▶ _What to do_
Reproduce every line of the listing below without changing a character, but leave out the picture.

◆ ◆ ◆

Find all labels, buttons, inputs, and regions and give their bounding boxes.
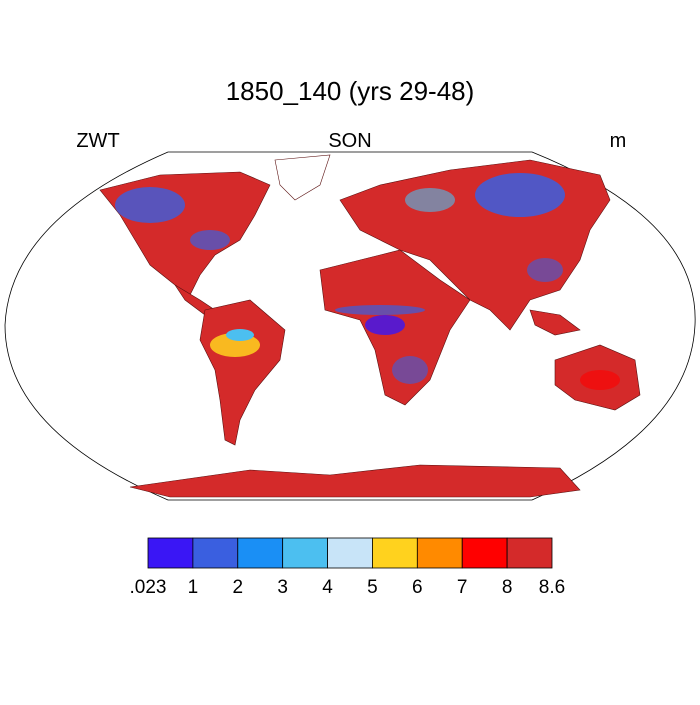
- left-string: ZWT: [76, 130, 119, 152]
- patches: [115, 173, 620, 390]
- title: 1850_140 (yrs 29-48): [226, 76, 475, 106]
- colorbar-label: .023: [130, 577, 167, 598]
- colorbar: .023 1 2 3 4 5 6 7 8 8.6: [130, 537, 565, 598]
- color-box: [282, 537, 328, 569]
- color-box: [327, 537, 373, 569]
- color-box: [372, 537, 418, 569]
- colorbar-label: 7: [457, 577, 468, 598]
- right-string: m: [610, 130, 627, 152]
- color-box: [237, 537, 284, 569]
- color-box: [506, 537, 553, 569]
- colorbar-label: 3: [277, 577, 288, 598]
- colorbar-label: 8: [502, 577, 513, 598]
- colorbar-label: 2: [232, 577, 243, 598]
- colorbar-label: 6: [412, 577, 423, 598]
- center-string: SON: [328, 130, 371, 152]
- map: [4, 151, 696, 501]
- greenland: [274, 154, 331, 201]
- antarctica: [129, 464, 581, 498]
- colorbar-label: 4: [322, 577, 333, 598]
- colorbar-label: 1: [188, 577, 199, 598]
- color-box: [147, 537, 194, 569]
- indonesia: [529, 309, 581, 336]
- colorbar-label: 8.6: [539, 577, 565, 598]
- color-box: [461, 537, 508, 569]
- color-box: [416, 537, 463, 569]
- color-box: [192, 537, 239, 569]
- colorbar-label: 5: [367, 577, 378, 598]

◆ ◆ ◆

▶ _Written reply_
Find all labels, buttons, inputs, and regions and give their bounding boxes.
- left-string: ZWT: [76, 130, 119, 152]
- patches: [115, 173, 620, 390]
- title: 1850_140 (yrs 29-48): [226, 76, 475, 106]
- colorbar-label: .023: [130, 577, 167, 598]
- colorbar: .023 1 2 3 4 5 6 7 8 8.6: [130, 537, 565, 598]
- color-box: [282, 537, 328, 569]
- color-box: [327, 537, 373, 569]
- color-box: [372, 537, 418, 569]
- colorbar-label: 7: [457, 577, 468, 598]
- right-string: m: [610, 130, 627, 152]
- color-box: [237, 537, 284, 569]
- color-box: [506, 537, 553, 569]
- colorbar-label: 3: [277, 577, 288, 598]
- colorbar-label: 8: [502, 577, 513, 598]
- colorbar-label: 2: [232, 577, 243, 598]
- colorbar-label: 6: [412, 577, 423, 598]
- center-string: SON: [328, 130, 371, 152]
- map: [4, 151, 696, 501]
- greenland: [274, 154, 331, 201]
- antarctica: [129, 464, 581, 498]
- colorbar-label: 4: [322, 577, 333, 598]
- colorbar-label: 1: [188, 577, 199, 598]
- color-box: [147, 537, 194, 569]
- indonesia: [529, 309, 581, 336]
- colorbar-label: 8.6: [539, 577, 565, 598]
- color-box: [461, 537, 508, 569]
- color-box: [416, 537, 463, 569]
- color-box: [192, 537, 239, 569]
- colorbar-label: 5: [367, 577, 378, 598]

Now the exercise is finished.